PROMPT → Show every line where "account" occurs.
[start of ROWS]
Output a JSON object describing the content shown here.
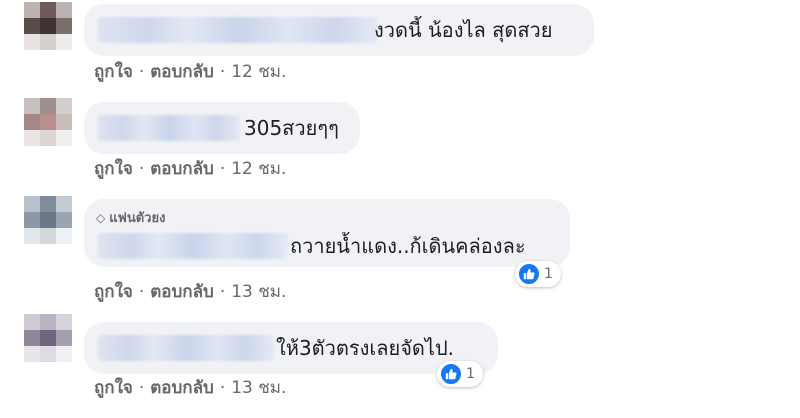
{
  "comments": [
    {
      "text": "งวดนี้ น้องไล สุดสวย",
      "actions": {
        "like": "ถูกใจ",
        "reply": "ตอบกลับ",
        "time": "12 ชม."
      }
    },
    {
      "text": "305สวยๆๆ",
      "actions": {
        "like": "ถูกใจ",
        "reply": "ตอบกลับ",
        "time": "12 ชม."
      }
    },
    {
      "badge": "แฟนตัวยง",
      "text": "ถวายน้ำแดง..ก้เดินคล่องละ",
      "actions": {
        "like": "ถูกใจ",
        "reply": "ตอบกลับ",
        "time": "13 ชม."
      },
      "reactions": {
        "icon": "like-icon",
        "count": "1"
      }
    },
    {
      "text": "ให้3ตัวตรงเลยจัดไป.",
      "actions": {
        "like": "ถูกใจ",
        "reply": "ตอบกลับ",
        "time": "13 ชม."
      },
      "reactions": {
        "icon": "like-icon",
        "count": "1"
      }
    }
  ],
  "separator": "·",
  "colors": {
    "bubble": "#f0f2f5",
    "meta": "#65676b",
    "text": "#1c1e21",
    "like": "#1877f2"
  }
}
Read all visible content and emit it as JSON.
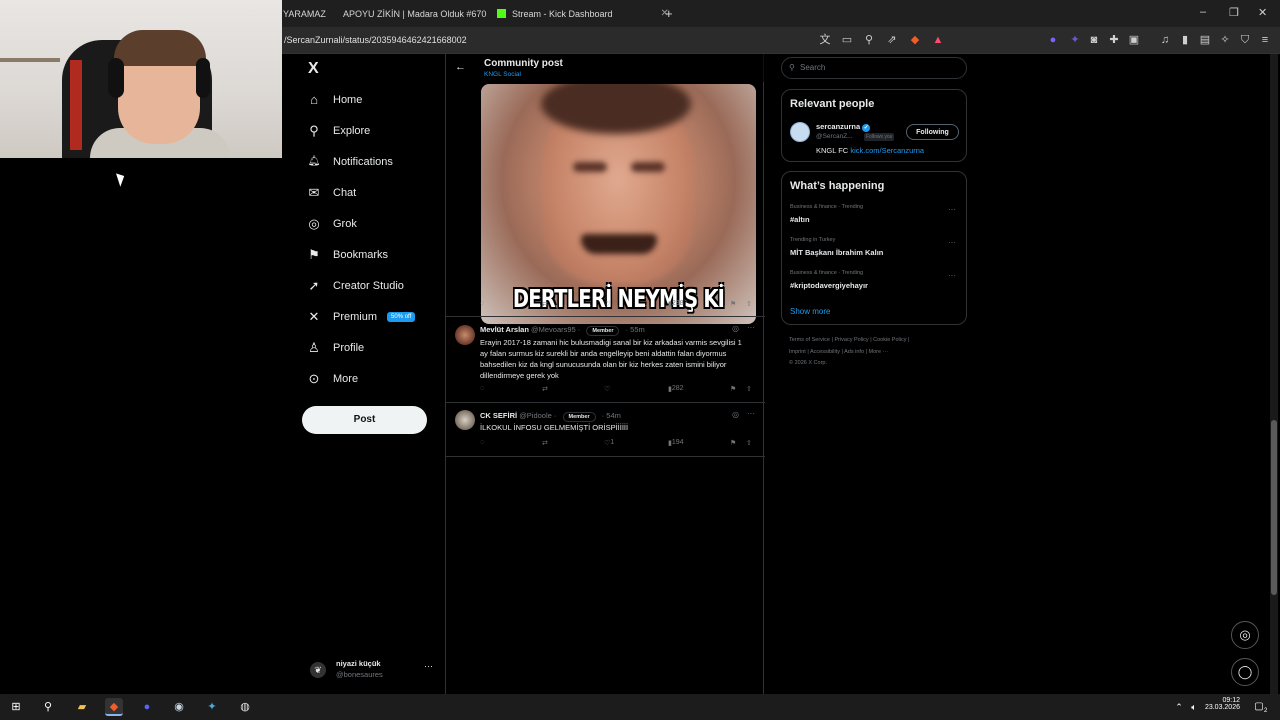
{
  "browser": {
    "tabs": [
      {
        "label": "YARAMAZ",
        "icon": "tab-favicon"
      },
      {
        "label": "APOYU ZİKİN | Madara Olduk #670 -",
        "icon": "youtube-icon"
      },
      {
        "label": "Stream - Kick Dashboard",
        "icon": "kick-icon"
      }
    ],
    "new_tab": "+",
    "url": "/SercanZurnali/status/2035946462421668002",
    "window_controls": [
      "–",
      "❐",
      "✕"
    ]
  },
  "nav": {
    "logo": "X",
    "items": [
      {
        "label": "Home",
        "icon": "home-icon",
        "glyph": "⌂"
      },
      {
        "label": "Explore",
        "icon": "search-icon",
        "glyph": "⚲"
      },
      {
        "label": "Notifications",
        "icon": "bell-icon",
        "glyph": "🔔︎"
      },
      {
        "label": "Chat",
        "icon": "mail-icon",
        "glyph": "✉"
      },
      {
        "label": "Grok",
        "icon": "grok-icon",
        "glyph": "◎"
      },
      {
        "label": "Bookmarks",
        "icon": "bookmark-icon",
        "glyph": "⚑"
      },
      {
        "label": "Creator Studio",
        "icon": "rocket-icon",
        "glyph": "➚"
      },
      {
        "label": "Premium",
        "icon": "x-premium-icon",
        "glyph": "✕"
      },
      {
        "label": "Profile",
        "icon": "person-icon",
        "glyph": "♙"
      },
      {
        "label": "More",
        "icon": "more-circle-icon",
        "glyph": "⊙"
      }
    ],
    "premium_badge": "50% off",
    "post_button": "Post",
    "account": {
      "name": "niyazi küçük",
      "handle": "@bonesaures",
      "more": "···"
    }
  },
  "main": {
    "header": {
      "title": "Community post",
      "subtitle": "KNGL Social"
    },
    "meme_caption": "DERTLERİ NEYMİŞ Kİ",
    "post_actions": {
      "views": "238"
    },
    "replies": [
      {
        "name": "Mevlüt Arslan",
        "handle": "@Mevoars95 ·",
        "badge": "Member",
        "time": "· 55m",
        "text": "Erayin 2017-18 zamani hic bulusmadigi sanal bir kiz arkadasi varmis sevgilisi 1 ay falan surmus kiz surekli bir anda engelleyip beni aldattin falan diyormus bahsedilen kiz da kngl sunucusunda olan bir kiz herkes zaten ismini biliyor dillendirmeye gerek yok",
        "views": "282",
        "likes": ""
      },
      {
        "name": "CK SEFİRİ",
        "handle": "@Pidoole ·",
        "badge": "Member",
        "time": "· 54m",
        "text": "İLKOKUL İNFOSU GELMEMİŞTİ ORİSPİİİİİİ",
        "views": "194",
        "likes": "1"
      }
    ]
  },
  "sidebar": {
    "search_placeholder": "Search",
    "relevant": {
      "title": "Relevant people",
      "name": "sercanzurna",
      "handle": "@SercanZ...",
      "follows_you": "Follows you",
      "follow_button": "Following",
      "bio_prefix": "KNGL FC",
      "bio_link": "kick.com/Sercanzurna"
    },
    "happening": {
      "title": "What’s happening",
      "trends": [
        {
          "category": "Business & finance · Trending",
          "name": "#altın"
        },
        {
          "category": "Trending in Turkey",
          "name": "MİT Başkanı İbrahim Kalın"
        },
        {
          "category": "Business & finance · Trending",
          "name": "#kriptodavergiyehayır"
        }
      ],
      "show_more": "Show more"
    },
    "footer_line1": "Terms of Service  |  Privacy Policy  |  Cookie Policy  |",
    "footer_line2": "Imprint  |  Accessibility  |  Ads info  |  More ···",
    "footer_line3": "© 2026 X Corp."
  },
  "taskbar": {
    "time": "09:12",
    "date": "23.03.2026",
    "notification_count": "2"
  },
  "colors": {
    "accent": "#1d9bf0",
    "background": "#000000",
    "border": "#2f3336",
    "muted": "#71767b"
  }
}
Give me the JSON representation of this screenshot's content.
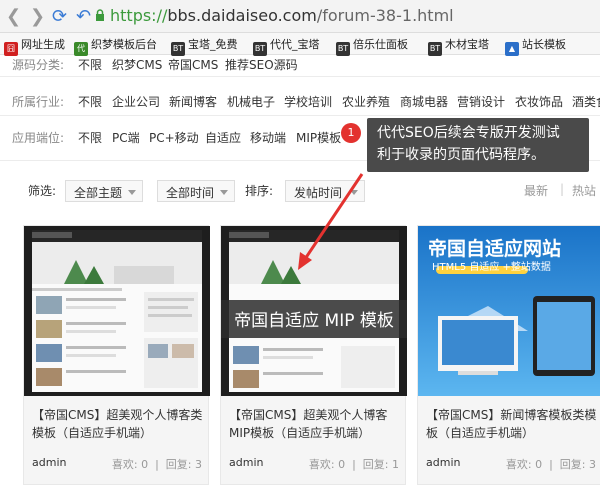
{
  "browser": {
    "url_scheme": "https://",
    "url_domain": "bbs.daidaiseo.com",
    "url_path": "/forum-38-1.html"
  },
  "bookmarks": [
    {
      "label": "网址生成",
      "icon": "囧",
      "color": "#d02020"
    },
    {
      "label": "织梦模板后台",
      "icon": "代",
      "color": "#3a8a2a"
    },
    {
      "label": "宝塔_免费",
      "icon": "BT",
      "color": "#333"
    },
    {
      "label": "代代_宝塔",
      "icon": "BT",
      "color": "#333"
    },
    {
      "label": "倍乐仕面板",
      "icon": "BT",
      "color": "#333"
    },
    {
      "label": "木材宝塔",
      "icon": "BT",
      "color": "#333"
    },
    {
      "label": "站长模板",
      "icon": "▲",
      "color": "#2b6fc9"
    }
  ],
  "filters": {
    "source_label": "源码分类:",
    "source_options": [
      "不限",
      "织梦CMS",
      "帝国CMS",
      "推荐SEO源码"
    ],
    "industry_label": "所属行业:",
    "industry_options": [
      "不限",
      "企业公司",
      "新闻博客",
      "机械电子",
      "学校培训",
      "农业养殖",
      "商城电器",
      "营销设计",
      "衣妆饰品",
      "酒类食"
    ],
    "device_label": "应用端位:",
    "device_options": [
      "不限",
      "PC端",
      "PC+移动",
      "自适应",
      "移动端",
      "MIP模板"
    ]
  },
  "tooltip": {
    "badge": "1",
    "line1": "代代SEO后续会专版开发测试",
    "line2": "利于收录的页面代码程序。"
  },
  "sort_bar": {
    "filter_label": "筛选:",
    "theme_select": "全部主题",
    "time_select": "全部时间",
    "order_label": "排序:",
    "order_select": "发帖时间",
    "newest": "最新",
    "hot": "热站"
  },
  "cards": [
    {
      "title": "【帝国CMS】超美观个人博客类模板（自适应手机端）",
      "author": "admin",
      "likes": "喜欢: 0",
      "replies": "回复: 3"
    },
    {
      "title": "【帝国CMS】超美观个人博客MIP模板（自适应手机端）",
      "author": "admin",
      "likes": "喜欢: 0",
      "replies": "回复: 1",
      "overlay": "帝国自适应 MIP 模板"
    },
    {
      "title": "【帝国CMS】新闻博客模板类模板（自适应手机端）",
      "author": "admin",
      "likes": "喜欢: 0",
      "replies": "回复: 3",
      "banner_title": "帝国自适应网站",
      "banner_sub": "HTML5 自适应 +整站数据"
    }
  ],
  "colors": {
    "accent_red": "#e3322f",
    "tooltip_bg": "#4a4a4a",
    "url_green": "#3c9a3c"
  }
}
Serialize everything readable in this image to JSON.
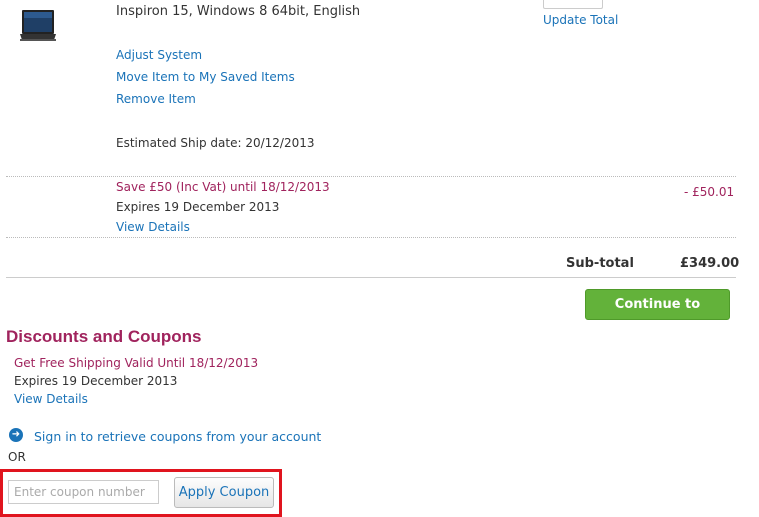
{
  "product": {
    "title": "Inspiron 15, Windows 8 64bit, English",
    "actions": [
      "Adjust System",
      "Move Item to My Saved Items",
      "Remove Item"
    ],
    "ship_date": "Estimated Ship date: 20/12/2013",
    "update_total": "Update Total"
  },
  "promo": {
    "title": "Save £50 (Inc Vat) until 18/12/2013",
    "expires": "Expires 19 December 2013",
    "details": "View Details",
    "amount": "- £50.01"
  },
  "subtotal": {
    "label": "Sub-total",
    "value": "£349.00"
  },
  "checkout_button": "Continue to checkout",
  "discounts": {
    "title": "Discounts and Coupons",
    "offer_title": "Get Free Shipping Valid Until 18/12/2013",
    "offer_expires": "Expires 19 December 2013",
    "offer_details": "View Details",
    "signin": "Sign in to retrieve coupons from your account",
    "or": "OR",
    "coupon_placeholder": "Enter coupon number",
    "apply_button": "Apply Coupon"
  },
  "colors": {
    "link": "#1a73b8",
    "promo": "#a0235d",
    "checkout_green": "#63b23a",
    "highlight_red": "#e0141e"
  }
}
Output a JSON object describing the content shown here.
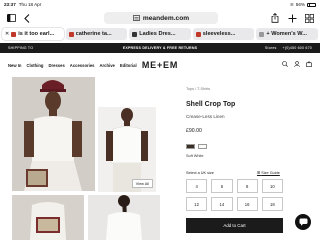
{
  "status": {
    "time": "23:37",
    "date": "Thu 18 Apr",
    "battery": "56%"
  },
  "browser": {
    "url": "meandem.com",
    "tabs": [
      {
        "label": "is it too earl..."
      },
      {
        "label": "catherine ta..."
      },
      {
        "label": "Ladies Dres..."
      },
      {
        "label": "sleeveless..."
      },
      {
        "label": "+ Women's W..."
      }
    ]
  },
  "promo": {
    "left": "SHIPPING TO",
    "center": "EXPRESS DELIVERY & FREE RETURNS",
    "stores": "Stores",
    "phone": "+(0)450 600 670"
  },
  "nav": {
    "links": [
      "New In",
      "Clothing",
      "Dresses",
      "Accessories",
      "Archive",
      "Editorial"
    ],
    "logo": "ME+EM"
  },
  "gallery": {
    "view_all": "View All"
  },
  "product": {
    "breadcrumb": "Tops  /  T-Shirts",
    "title": "Shell Crop Top",
    "subtitle": "Crease-Less Linen",
    "price": "£90.00",
    "color_name": "Soft White",
    "size_prompt": "Select a UK size",
    "size_guide": "Size Guide",
    "sizes": [
      "4",
      "6",
      "8",
      "10",
      "12",
      "14",
      "16",
      "18"
    ],
    "add_to_cart": "Add to Cart"
  }
}
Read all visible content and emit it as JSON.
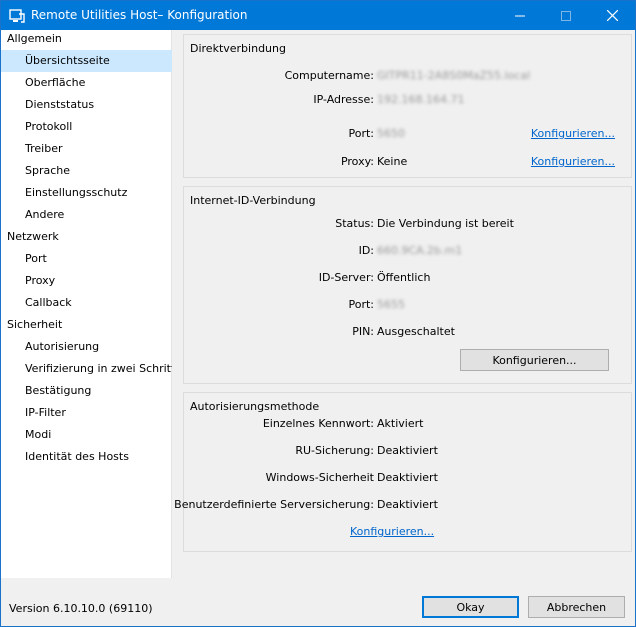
{
  "window": {
    "title": "Remote Utilities Host– Konfiguration",
    "icon": "remote-utilities-icon",
    "accent": "#0078d7"
  },
  "sidebar": {
    "items": [
      {
        "label": "Allgemein",
        "type": "group"
      },
      {
        "label": "Übersichtsseite",
        "type": "child",
        "selected": true
      },
      {
        "label": "Oberfläche",
        "type": "child"
      },
      {
        "label": "Dienststatus",
        "type": "child"
      },
      {
        "label": "Protokoll",
        "type": "child"
      },
      {
        "label": "Treiber",
        "type": "child"
      },
      {
        "label": "Sprache",
        "type": "child"
      },
      {
        "label": "Einstellungsschutz",
        "type": "child"
      },
      {
        "label": "Andere",
        "type": "child"
      },
      {
        "label": "Netzwerk",
        "type": "group"
      },
      {
        "label": "Port",
        "type": "child"
      },
      {
        "label": "Proxy",
        "type": "child"
      },
      {
        "label": "Callback",
        "type": "child"
      },
      {
        "label": "Sicherheit",
        "type": "group"
      },
      {
        "label": "Autorisierung",
        "type": "child"
      },
      {
        "label": "Verifizierung in zwei Schritten",
        "type": "child"
      },
      {
        "label": "Bestätigung",
        "type": "child"
      },
      {
        "label": "IP-Filter",
        "type": "child"
      },
      {
        "label": "Modi",
        "type": "child"
      },
      {
        "label": "Identität des Hosts",
        "type": "child"
      }
    ]
  },
  "direct": {
    "title": "Direktverbindung",
    "computername_label": "Computername:",
    "computername_value": "GITPR11-2A8S0MaZ55.local",
    "ip_label": "IP-Adresse:",
    "ip_value": "192.168.164.71",
    "port_label": "Port:",
    "port_value": "5650",
    "proxy_label": "Proxy:",
    "proxy_value": "Keine",
    "configure_port": "Konfigurieren...",
    "configure_proxy": "Konfigurieren..."
  },
  "internet_id": {
    "title": "Internet-ID-Verbindung",
    "status_label": "Status:",
    "status_value": "Die Verbindung ist bereit",
    "id_label": "ID:",
    "id_value": "660.9CA.2b.m1",
    "server_label": "ID-Server:",
    "server_value": "Öffentlich",
    "port_label": "Port:",
    "port_value": "5655",
    "pin_label": "PIN:",
    "pin_value": "Ausgeschaltet",
    "configure_button": "Konfigurieren..."
  },
  "auth": {
    "title": "Autorisierungsmethode",
    "single_password_label": "Einzelnes Kennwort:",
    "single_password_value": "Aktiviert",
    "ru_label": "RU-Sicherung:",
    "ru_value": "Deaktiviert",
    "windows_label": "Windows-Sicherheit",
    "windows_value": "Deaktiviert",
    "custom_label": "Benutzerdefinierte Serversicherung:",
    "custom_value": "Deaktiviert",
    "configure_link": "Konfigurieren..."
  },
  "footer": {
    "version": "Version 6.10.10.0 (69110)",
    "ok_label": "Okay",
    "cancel_label": "Abbrechen"
  }
}
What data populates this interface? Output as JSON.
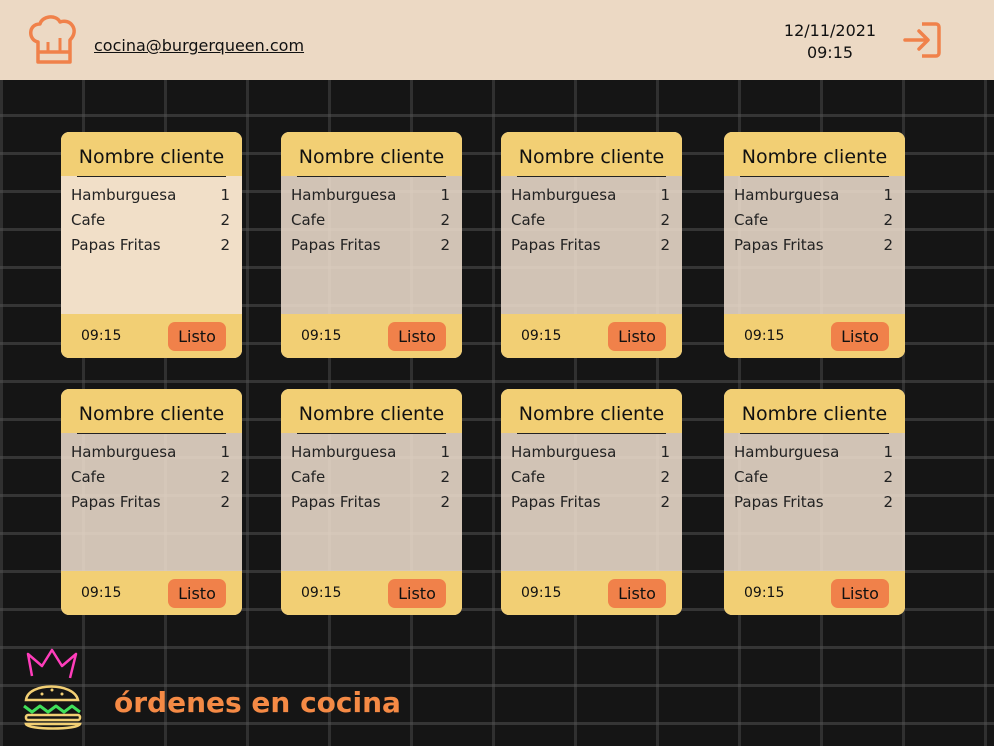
{
  "header": {
    "email": "cocina@burgerqueen.com",
    "date": "12/11/2021",
    "time": "09:15",
    "icons": {
      "profile": "chef-hat-icon",
      "logout": "logout-icon"
    }
  },
  "orders": [
    {
      "customer": "Nombre cliente",
      "items": [
        {
          "name": "Hamburguesa",
          "qty": "1"
        },
        {
          "name": "Cafe",
          "qty": "2"
        },
        {
          "name": "Papas Fritas",
          "qty": "2"
        }
      ],
      "time": "09:15",
      "button": "Listo"
    },
    {
      "customer": "Nombre cliente",
      "items": [
        {
          "name": "Hamburguesa",
          "qty": "1"
        },
        {
          "name": "Cafe",
          "qty": "2"
        },
        {
          "name": "Papas Fritas",
          "qty": "2"
        }
      ],
      "time": "09:15",
      "button": "Listo"
    },
    {
      "customer": "Nombre cliente",
      "items": [
        {
          "name": "Hamburguesa",
          "qty": "1"
        },
        {
          "name": "Cafe",
          "qty": "2"
        },
        {
          "name": "Papas Fritas",
          "qty": "2"
        }
      ],
      "time": "09:15",
      "button": "Listo"
    },
    {
      "customer": "Nombre cliente",
      "items": [
        {
          "name": "Hamburguesa",
          "qty": "1"
        },
        {
          "name": "Cafe",
          "qty": "2"
        },
        {
          "name": "Papas Fritas",
          "qty": "2"
        }
      ],
      "time": "09:15",
      "button": "Listo"
    },
    {
      "customer": "Nombre cliente",
      "items": [
        {
          "name": "Hamburguesa",
          "qty": "1"
        },
        {
          "name": "Cafe",
          "qty": "2"
        },
        {
          "name": "Papas Fritas",
          "qty": "2"
        }
      ],
      "time": "09:15",
      "button": "Listo"
    },
    {
      "customer": "Nombre cliente",
      "items": [
        {
          "name": "Hamburguesa",
          "qty": "1"
        },
        {
          "name": "Cafe",
          "qty": "2"
        },
        {
          "name": "Papas Fritas",
          "qty": "2"
        }
      ],
      "time": "09:15",
      "button": "Listo"
    },
    {
      "customer": "Nombre cliente",
      "items": [
        {
          "name": "Hamburguesa",
          "qty": "1"
        },
        {
          "name": "Cafe",
          "qty": "2"
        },
        {
          "name": "Papas Fritas",
          "qty": "2"
        }
      ],
      "time": "09:15",
      "button": "Listo"
    },
    {
      "customer": "Nombre cliente",
      "items": [
        {
          "name": "Hamburguesa",
          "qty": "1"
        },
        {
          "name": "Cafe",
          "qty": "2"
        },
        {
          "name": "Papas Fritas",
          "qty": "2"
        }
      ],
      "time": "09:15",
      "button": "Listo"
    }
  ],
  "footer": {
    "title": "órdenes en cocina",
    "logo_icon": "burger-crown-logo-icon"
  },
  "colors": {
    "header_bg": "#ecd9c4",
    "card_accent": "#f2cf74",
    "button": "#f0814a",
    "title": "#f58a45",
    "background": "#151515"
  }
}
[end of ROWS]
ANSWER TO THIS PROBLEM →
    "account": {
    "signin": "Sign in to retrieve coupons from your account",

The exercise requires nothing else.